### Page pictures and their text
*** Block opens ***
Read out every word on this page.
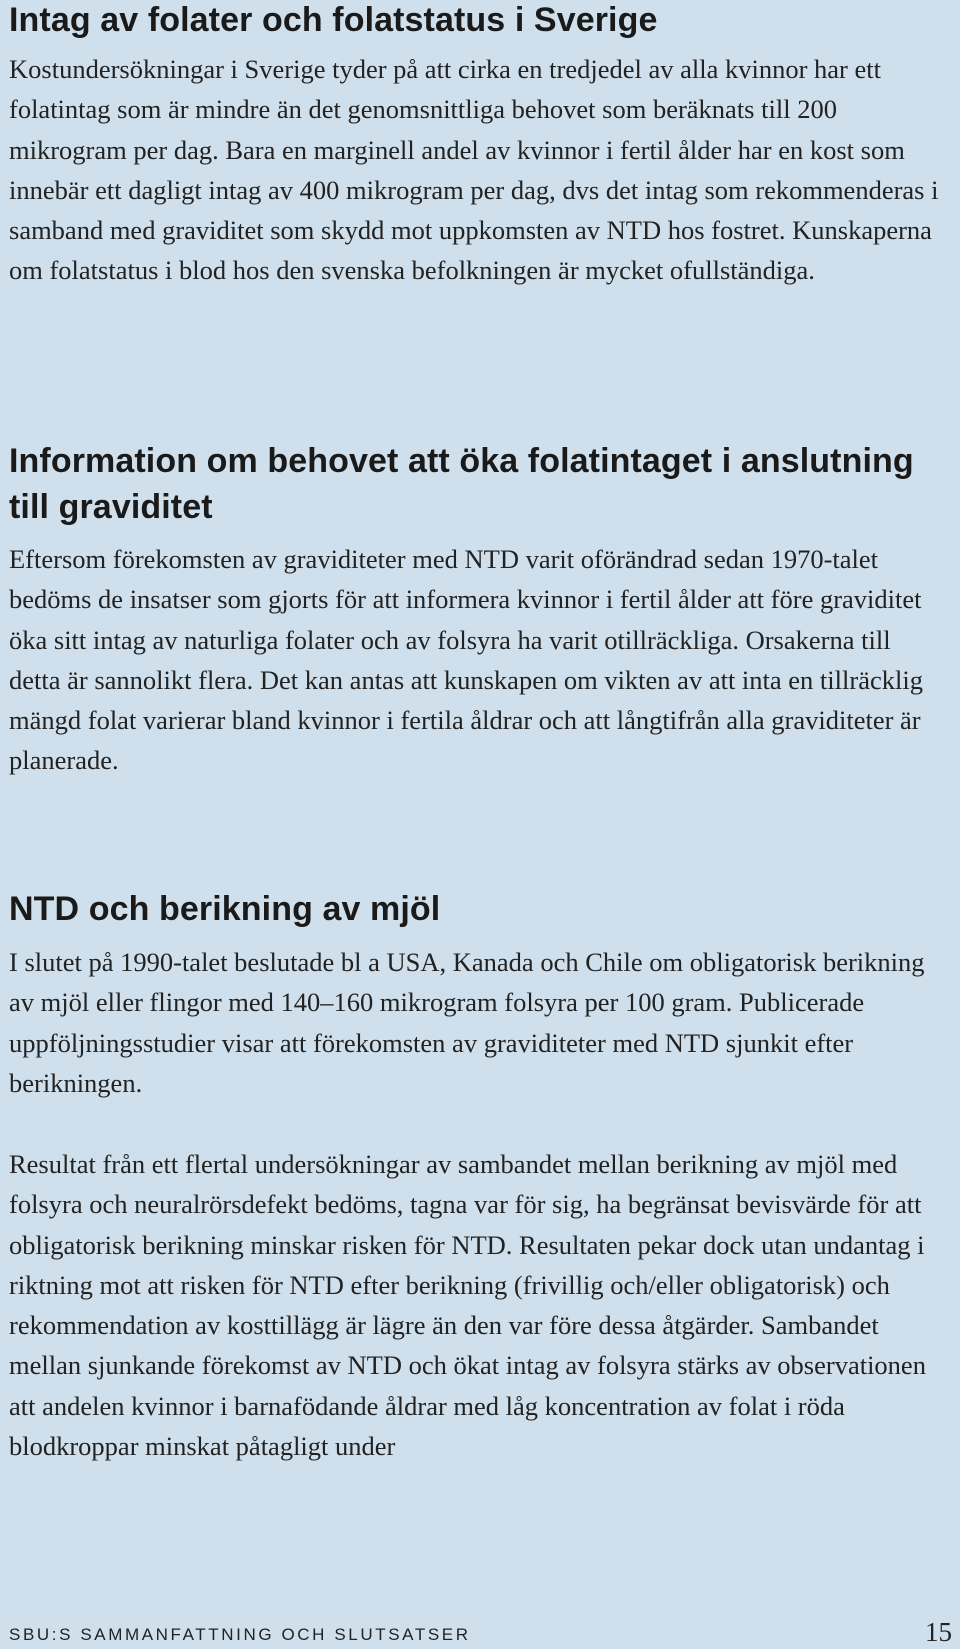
Intag av folater och folatstatus i Sverige

Kostundersökningar i Sverige tyder på att cirka en tredjedel av alla kvinnor har ett folatintag som är mindre än det genomsnittliga behovet som beräknats till 200 mikrogram per dag. Bara en marginell andel av kvinnor i fertil ålder har en kost som innebär ett dagligt intag av 400 mikrogram per dag, dvs det intag som rekommenderas i samband med graviditet som skydd mot uppkomsten av NTD hos fostret. Kunskaperna om folatstatus i blod hos den svenska befolkningen är mycket ofullständiga.

Information om behovet att öka folatintaget i anslutning till graviditet

Eftersom förekomsten av graviditeter med NTD varit oförändrad sedan 1970-talet bedöms de insatser som gjorts för att informera kvinnor i fertil ålder att före graviditet öka sitt intag av naturliga folater och av folsyra ha varit otillräckliga. Orsakerna till detta är sannolikt flera. Det kan antas att kunskapen om vikten av att inta en tillräcklig mängd folat varierar bland kvinnor i fertila åldrar och att långtifrån alla graviditeter är planerade.

NTD och berikning av mjöl

I slutet på 1990-talet beslutade bl a USA, Kanada och Chile om obligatorisk berikning av mjöl eller flingor med 140–160 mikrogram folsyra per 100 gram. Publicerade uppföljningsstudier visar att förekomsten av graviditeter med NTD sjunkit efter berikningen.

Resultat från ett flertal undersökningar av sambandet mellan berikning av mjöl med folsyra och neuralrörsdefekt bedöms, tagna var för sig, ha begränsat bevisvärde för att obligatorisk berikning minskar risken för NTD. Resultaten pekar dock utan undantag i riktning mot att risken för NTD efter berikning (frivillig och/eller obligatorisk) och rekommendation av kosttillägg är lägre än den var före dessa åtgärder. Sambandet mellan sjunkande förekomst av NTD och ökat intag av folsyra stärks av observationen att andelen kvinnor i barnafödande åldrar med låg koncentration av folat i röda blodkroppar minskat påtagligt under

SBU:S SAMMANFATTNING OCH SLUTSATSER	15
*** Block closes ***
Your reply should restate every entry exactly, with the pictures left out.

Read out every word on this page.
Intag av folater och folatstatus i Sverige

Kostundersökningar i Sverige tyder på att cirka en tredjedel av alla kvinnor har ett folatintag som är mindre än det genomsnittliga behovet som beräknats till 200 mikrogram per dag. Bara en marginell andel av kvinnor i fertil ålder har en kost som innebär ett dagligt intag av 400 mikrogram per dag, dvs det intag som rekommenderas i samband med graviditet som skydd mot uppkomsten av NTD hos fostret. Kunskaperna om folatstatus i blod hos den svenska befolkningen är mycket ofullständiga.

Information om behovet att öka folatintaget i anslutning till graviditet

Eftersom förekomsten av graviditeter med NTD varit oförändrad sedan 1970-talet bedöms de insatser som gjorts för att informera kvinnor i fertil ålder att före graviditet öka sitt intag av naturliga folater och av folsyra ha varit otillräckliga. Orsakerna till detta är sannolikt flera. Det kan antas att kunskapen om vikten av att inta en tillräcklig mängd folat varierar bland kvinnor i fertila åldrar och att långtifrån alla graviditeter är planerade.

NTD och berikning av mjöl

I slutet på 1990-talet beslutade bl a USA, Kanada och Chile om obligatorisk berikning av mjöl eller flingor med 140–160 mikrogram folsyra per 100 gram. Publicerade uppföljningsstudier visar att förekomsten av graviditeter med NTD sjunkit efter berikningen.

Resultat från ett flertal undersökningar av sambandet mellan berikning av mjöl med folsyra och neuralrörsdefekt bedöms, tagna var för sig, ha begränsat bevisvärde för att obligatorisk berikning minskar risken för NTD. Resultaten pekar dock utan undantag i riktning mot att risken för NTD efter berikning (frivillig och/eller obligatorisk) och rekommendation av kosttillägg är lägre än den var före dessa åtgärder. Sambandet mellan sjunkande förekomst av NTD och ökat intag av folsyra stärks av observationen att andelen kvinnor i barnafödande åldrar med låg koncentration av folat i röda blodkroppar minskat påtagligt under

SBU:S SAMMANFATTNING OCH SLUTSATSER	15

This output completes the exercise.